* **Written task**
Leave out the pictures and repeat the rest of the material exactly.

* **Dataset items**
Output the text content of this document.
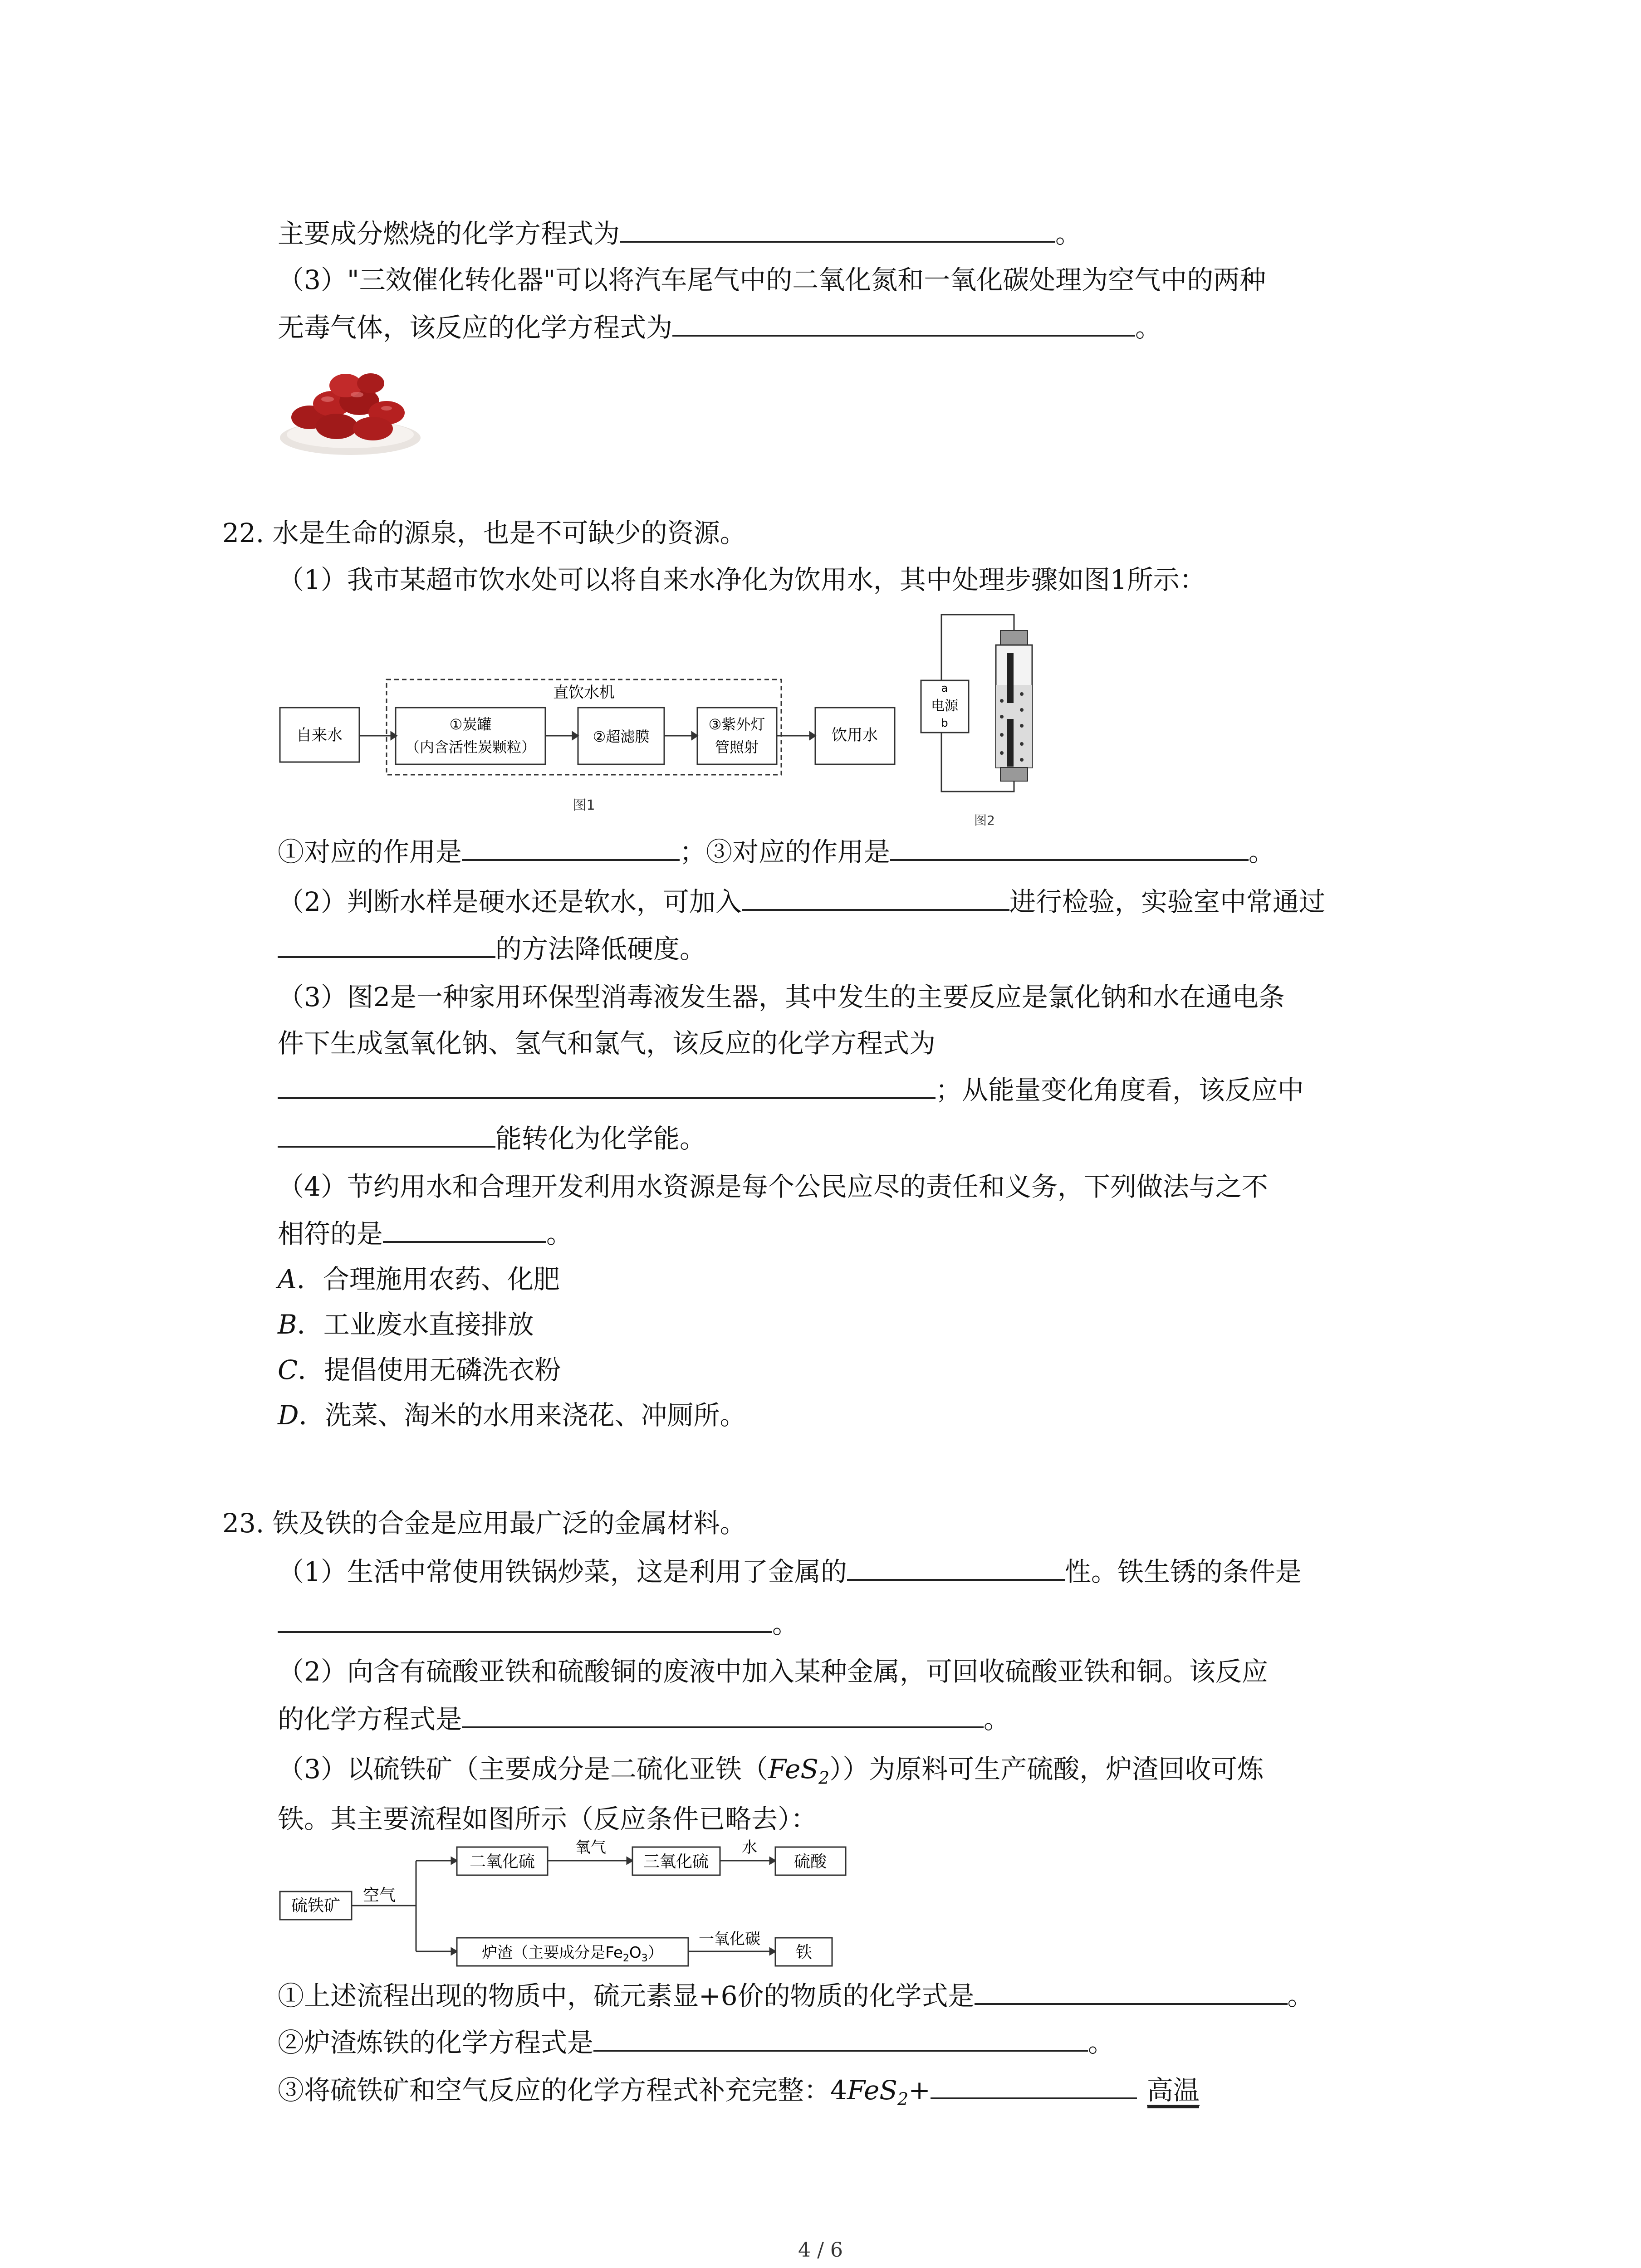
主要成分燃烧的化学方程式为	。
（3）"三效催化转化器"可以将汽车尾气中的二氧化氮和一氧化碳处理为空气中的两种
无毒气体，该反应的化学方程式为	。
22. 水是生命的源泉，也是不可缺少的资源。
（1）我市某超市饮水处可以将自来水净化为饮用水，其中处理步骤如图1所示：
直饮水机
自来水
①炭罐
（内含活性炭颗粒）
②超滤膜
③紫外灯
管照射
饮用水
图1
a
电源
b
图2
①对应的作用是	；③对应的作用是	。
（2）判断水样是硬水还是软水，可加入	进行检验，实验室中常通过
的方法降低硬度。
（3）图2是一种家用环保型消毒液发生器，其中发生的主要反应是氯化钠和水在通电条
件下生成氢氧化钠、氢气和氯气，该反应的化学方程式为
；从能量变化角度看，该反应中
能转化为化学能。
（4）节约用水和合理开发利用水资源是每个公民应尽的责任和义务，下列做法与之不
相符的是	。
A．合理施用农药、化肥
B．工业废水直接排放
C．提倡使用无磷洗衣粉
D．洗菜、淘米的水用来浇花、冲厕所。
23. 铁及铁的合金是应用最广泛的金属材料。
（1）生活中常使用铁锅炒菜，这是利用了金属的	性。铁生锈的条件是
。
（2）向含有硫酸亚铁和硫酸铜的废液中加入某种金属，可回收硫酸亚铁和铜。该反应
的化学方程式是	。
（3）以硫铁矿（主要成分是二硫化亚铁（FeS$_2$））为原料可生产硫酸，炉渣回收可炼
铁。其主要流程如图所示（反应条件已略去）：
硫铁矿
空气
二氧化硫
氧气
三氧化硫
水
硫酸
炉渣（主要成分是$Fe_2O_3$）
一氧化碳
铁
①上述流程出现的物质中，硫元素显+6价的物质的化学式是	。
②炉渣炼铁的化学方程式是	。
③将硫铁矿和空气反应的化学方程式补充完整：4FeS$_2$+	高温
4 / 6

* **Completed task**
Output the text content of this document.
主要成分燃烧的化学方程式为	。
（3）"三效催化转化器"可以将汽车尾气中的二氧化氮和一氧化碳处理为空气中的两种
无毒气体，该反应的化学方程式为	。
22. 水是生命的源泉，也是不可缺少的资源。
（1）我市某超市饮水处可以将自来水净化为饮用水，其中处理步骤如图1所示：
直饮水机
自来水
①炭罐
（内含活性炭颗粒）
②超滤膜
③紫外灯
管照射
饮用水
图1
a
电源
b
图2
①对应的作用是	；③对应的作用是	。
（2）判断水样是硬水还是软水，可加入	进行检验，实验室中常通过
的方法降低硬度。
（3）图2是一种家用环保型消毒液发生器，其中发生的主要反应是氯化钠和水在通电条
件下生成氢氧化钠、氢气和氯气，该反应的化学方程式为
；从能量变化角度看，该反应中
能转化为化学能。
（4）节约用水和合理开发利用水资源是每个公民应尽的责任和义务，下列做法与之不
相符的是	。
A．合理施用农药、化肥
B．工业废水直接排放
C．提倡使用无磷洗衣粉
D．洗菜、淘米的水用来浇花、冲厕所。
23. 铁及铁的合金是应用最广泛的金属材料。
（1）生活中常使用铁锅炒菜，这是利用了金属的	性。铁生锈的条件是
。
（2）向含有硫酸亚铁和硫酸铜的废液中加入某种金属，可回收硫酸亚铁和铜。该反应
的化学方程式是	。
（3）以硫铁矿（主要成分是二硫化亚铁（FeS$_2$））为原料可生产硫酸，炉渣回收可炼
铁。其主要流程如图所示（反应条件已略去）：
硫铁矿
空气
二氧化硫
氧气
三氧化硫
水
硫酸
炉渣（主要成分是$Fe_2O_3$）
一氧化碳
铁
①上述流程出现的物质中，硫元素显+6价的物质的化学式是	。
②炉渣炼铁的化学方程式是	。
③将硫铁矿和空气反应的化学方程式补充完整：4FeS$_2$+	高温
4 / 6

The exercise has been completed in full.